▸ **Dataset items**
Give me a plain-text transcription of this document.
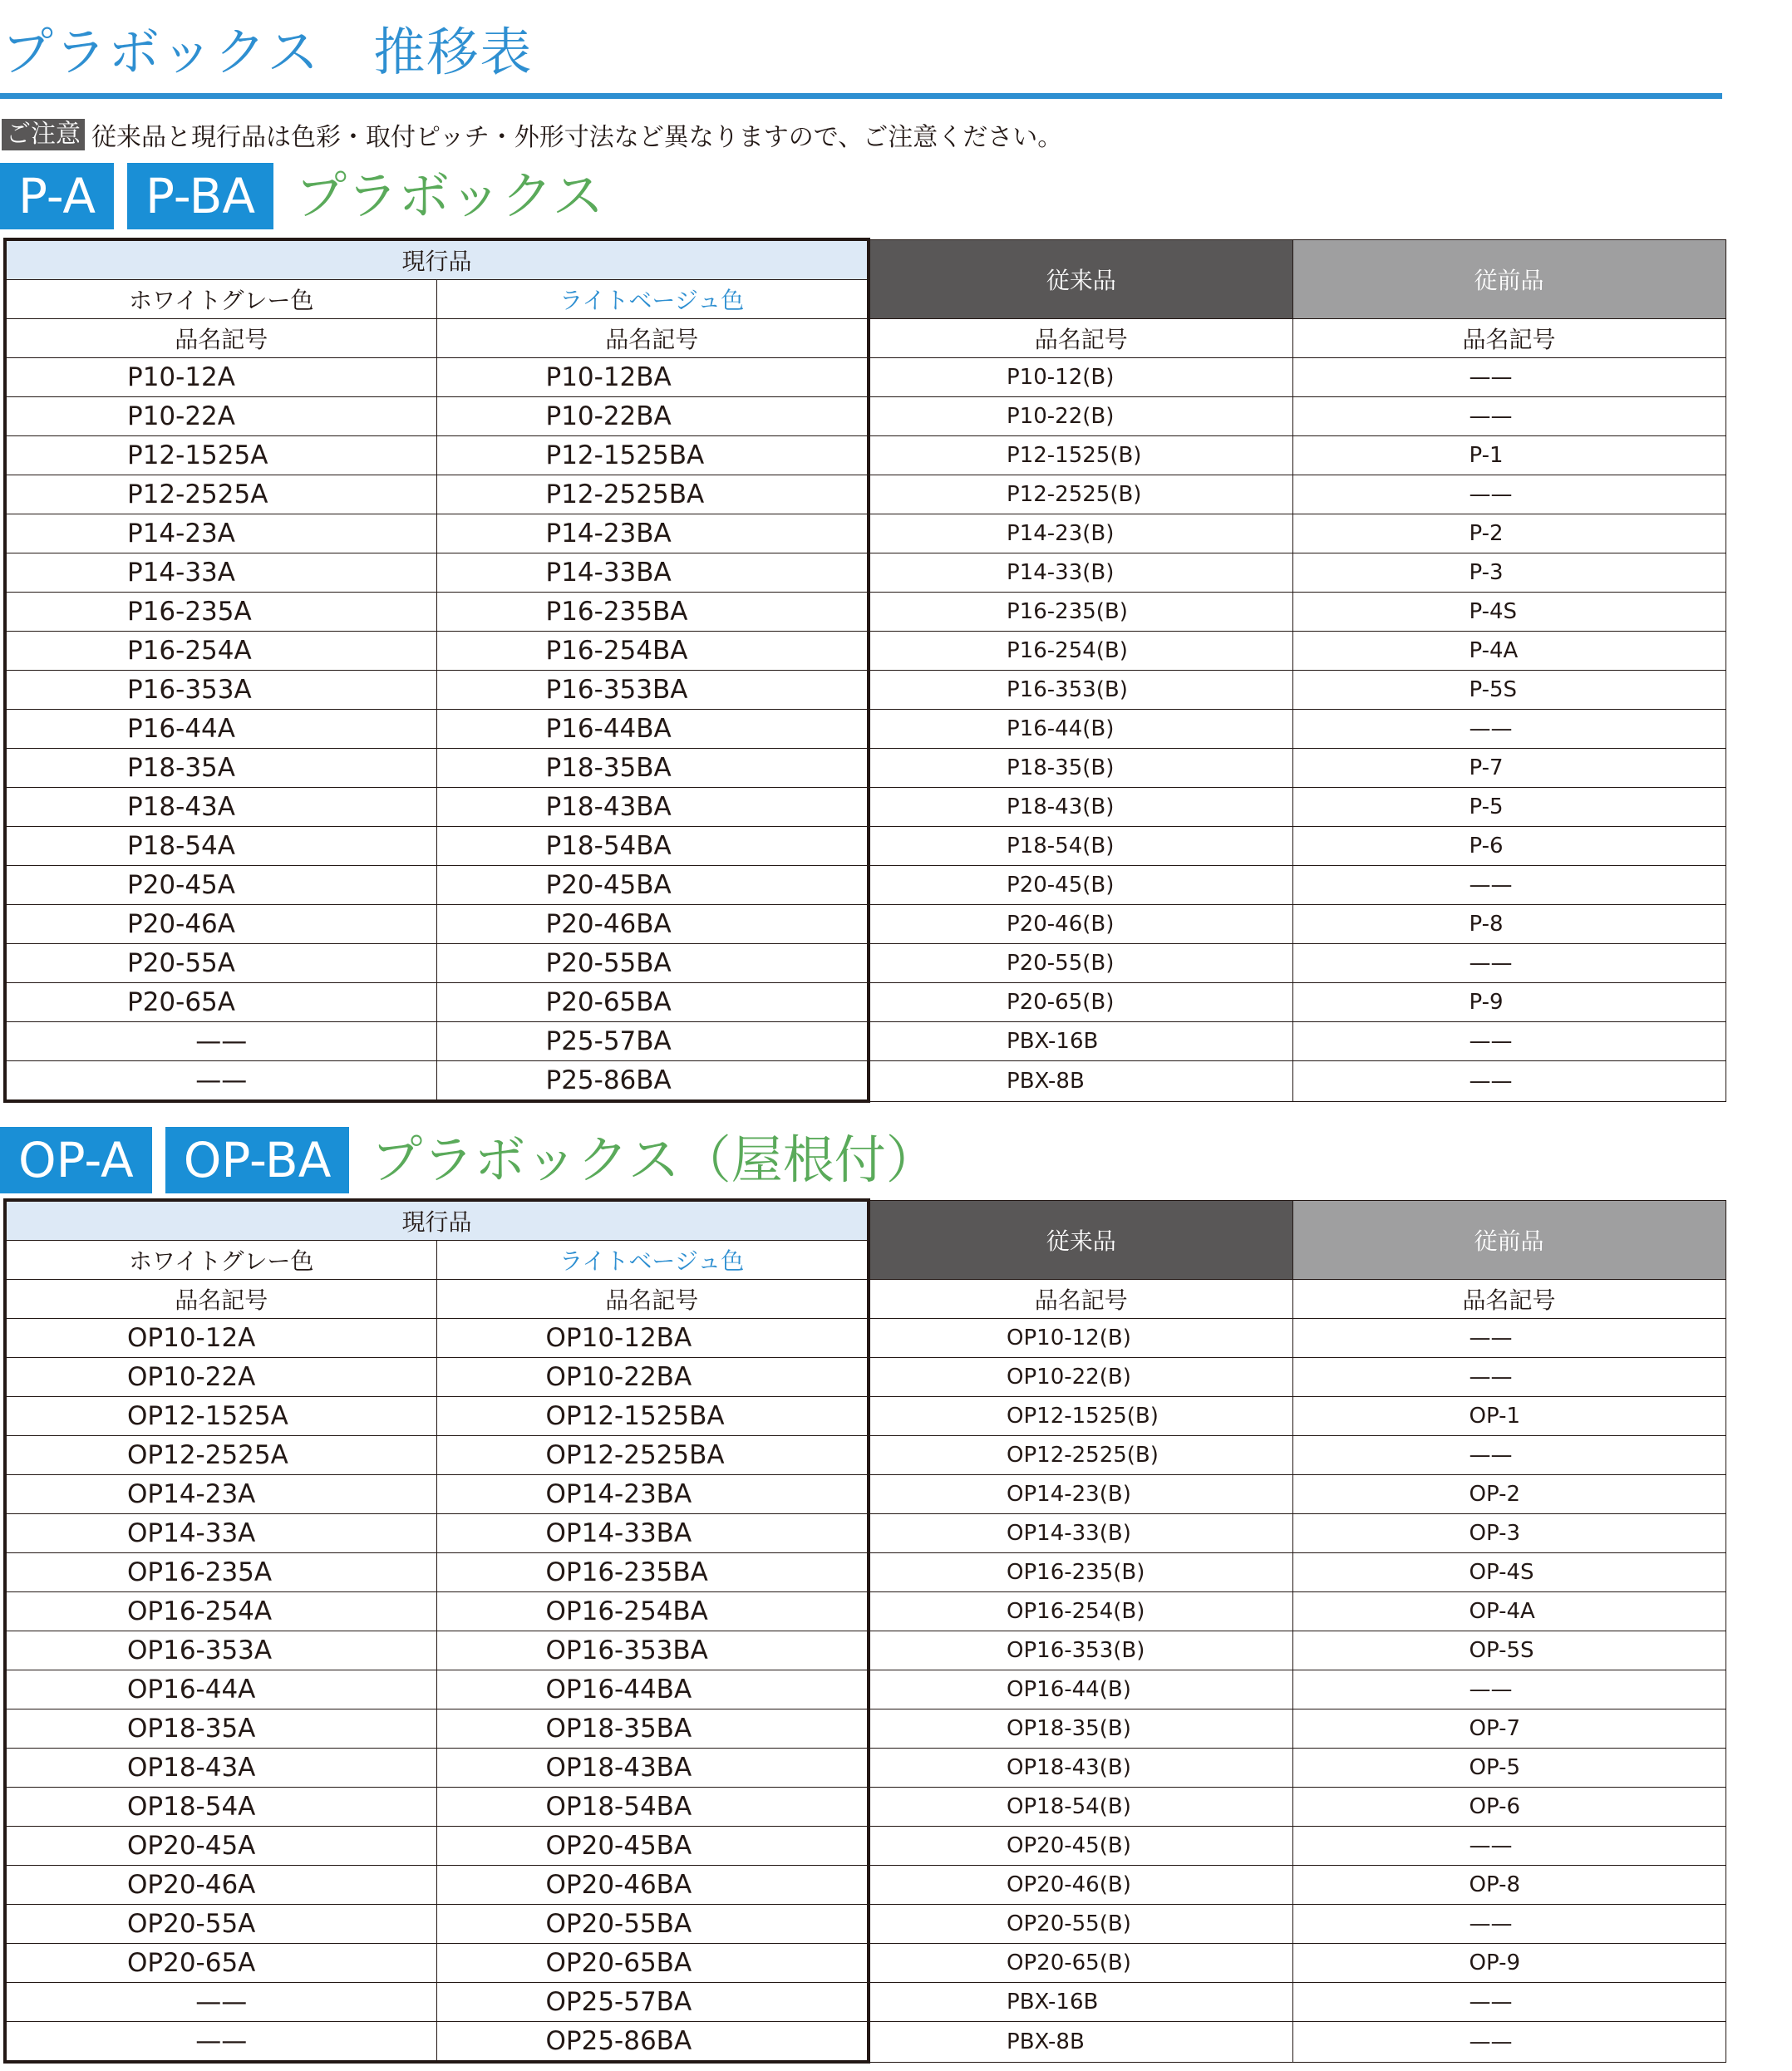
プラボックス　推移表
ご注意 従来品と現行品は色彩・取付ピッチ・外形寸法など異なりますので、ご注意ください。
P-A	P-BA プラボックス
現行品		従来品	従前品
ホワイトグレー色	ライトベージュ色		
品名記号	品名記号	品名記号	品名記号
P10-12A	P10-12BA	P10-12(B)	——
P10-22A	P10-22BA	P10-22(B)	——
P12-1525A	P12-1525BA	P12-1525(B)	P-1
P12-2525A	P12-2525BA	P12-2525(B)	——
P14-23A	P14-23BA	P14-23(B)	P-2
P14-33A	P14-33BA	P14-33(B)	P-3
P16-235A	P16-235BA	P16-235(B)	P-4S
P16-254A	P16-254BA	P16-254(B)	P-4A
P16-353A	P16-353BA	P16-353(B)	P-5S
P16-44A	P16-44BA	P16-44(B)	——
P18-35A	P18-35BA	P18-35(B)	P-7
P18-43A	P18-43BA	P18-43(B)	P-5
P18-54A	P18-54BA	P18-54(B)	P-6
P20-45A	P20-45BA	P20-45(B)	——
P20-46A	P20-46BA	P20-46(B)	P-8
P20-55A	P20-55BA	P20-55(B)	——
P20-65A	P20-65BA	P20-65(B)	P-9
——	P25-57BA	PBX-16B	——
——	P25-86BA	PBX-8B	——
OP-A	OP-BA プラボックス（屋根付）
現行品		従来品	従前品
ホワイトグレー色	ライトベージュ色		
品名記号	品名記号	品名記号	品名記号
OP10-12A	OP10-12BA	OP10-12(B)	——
OP10-22A	OP10-22BA	OP10-22(B)	——
OP12-1525A	OP12-1525BA	OP12-1525(B)	OP-1
OP12-2525A	OP12-2525BA	OP12-2525(B)	——
OP14-23A	OP14-23BA	OP14-23(B)	OP-2
OP14-33A	OP14-33BA	OP14-33(B)	OP-3
OP16-235A	OP16-235BA	OP16-235(B)	OP-4S
OP16-254A	OP16-254BA	OP16-254(B)	OP-4A
OP16-353A	OP16-353BA	OP16-353(B)	OP-5S
OP16-44A	OP16-44BA	OP16-44(B)	——
OP18-35A	OP18-35BA	OP18-35(B)	OP-7
OP18-43A	OP18-43BA	OP18-43(B)	OP-5
OP18-54A	OP18-54BA	OP18-54(B)	OP-6
OP20-45A	OP20-45BA	OP20-45(B)	——
OP20-46A	OP20-46BA	OP20-46(B)	OP-8
OP20-55A	OP20-55BA	OP20-55(B)	——
OP20-65A	OP20-65BA	OP20-65(B)	OP-9
——	OP25-57BA	PBX-16B	——
——	OP25-86BA	PBX-8B	——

▸ **OBJECTIVE**
Without the pictures, output the full listing exactly as it stands.

▸ **RESPONSE TO THIS EXERCISE**
Give me a plain-text transcription of this document.
プラボックス　推移表
ご注意 従来品と現行品は色彩・取付ピッチ・外形寸法など異なりますので、ご注意ください。
P-A	P-BA プラボックス
現行品		従来品	従前品
ホワイトグレー色	ライトベージュ色		
品名記号	品名記号	品名記号	品名記号
P10-12A	P10-12BA	P10-12(B)	——
P10-22A	P10-22BA	P10-22(B)	——
P12-1525A	P12-1525BA	P12-1525(B)	P-1
P12-2525A	P12-2525BA	P12-2525(B)	——
P14-23A	P14-23BA	P14-23(B)	P-2
P14-33A	P14-33BA	P14-33(B)	P-3
P16-235A	P16-235BA	P16-235(B)	P-4S
P16-254A	P16-254BA	P16-254(B)	P-4A
P16-353A	P16-353BA	P16-353(B)	P-5S
P16-44A	P16-44BA	P16-44(B)	——
P18-35A	P18-35BA	P18-35(B)	P-7
P18-43A	P18-43BA	P18-43(B)	P-5
P18-54A	P18-54BA	P18-54(B)	P-6
P20-45A	P20-45BA	P20-45(B)	——
P20-46A	P20-46BA	P20-46(B)	P-8
P20-55A	P20-55BA	P20-55(B)	——
P20-65A	P20-65BA	P20-65(B)	P-9
——	P25-57BA	PBX-16B	——
——	P25-86BA	PBX-8B	——
OP-A	OP-BA プラボックス（屋根付）
現行品		従来品	従前品
ホワイトグレー色	ライトベージュ色		
品名記号	品名記号	品名記号	品名記号
OP10-12A	OP10-12BA	OP10-12(B)	——
OP10-22A	OP10-22BA	OP10-22(B)	——
OP12-1525A	OP12-1525BA	OP12-1525(B)	OP-1
OP12-2525A	OP12-2525BA	OP12-2525(B)	——
OP14-23A	OP14-23BA	OP14-23(B)	OP-2
OP14-33A	OP14-33BA	OP14-33(B)	OP-3
OP16-235A	OP16-235BA	OP16-235(B)	OP-4S
OP16-254A	OP16-254BA	OP16-254(B)	OP-4A
OP16-353A	OP16-353BA	OP16-353(B)	OP-5S
OP16-44A	OP16-44BA	OP16-44(B)	——
OP18-35A	OP18-35BA	OP18-35(B)	OP-7
OP18-43A	OP18-43BA	OP18-43(B)	OP-5
OP18-54A	OP18-54BA	OP18-54(B)	OP-6
OP20-45A	OP20-45BA	OP20-45(B)	——
OP20-46A	OP20-46BA	OP20-46(B)	OP-8
OP20-55A	OP20-55BA	OP20-55(B)	——
OP20-65A	OP20-65BA	OP20-65(B)	OP-9
——	OP25-57BA	PBX-16B	——
——	OP25-86BA	PBX-8B	——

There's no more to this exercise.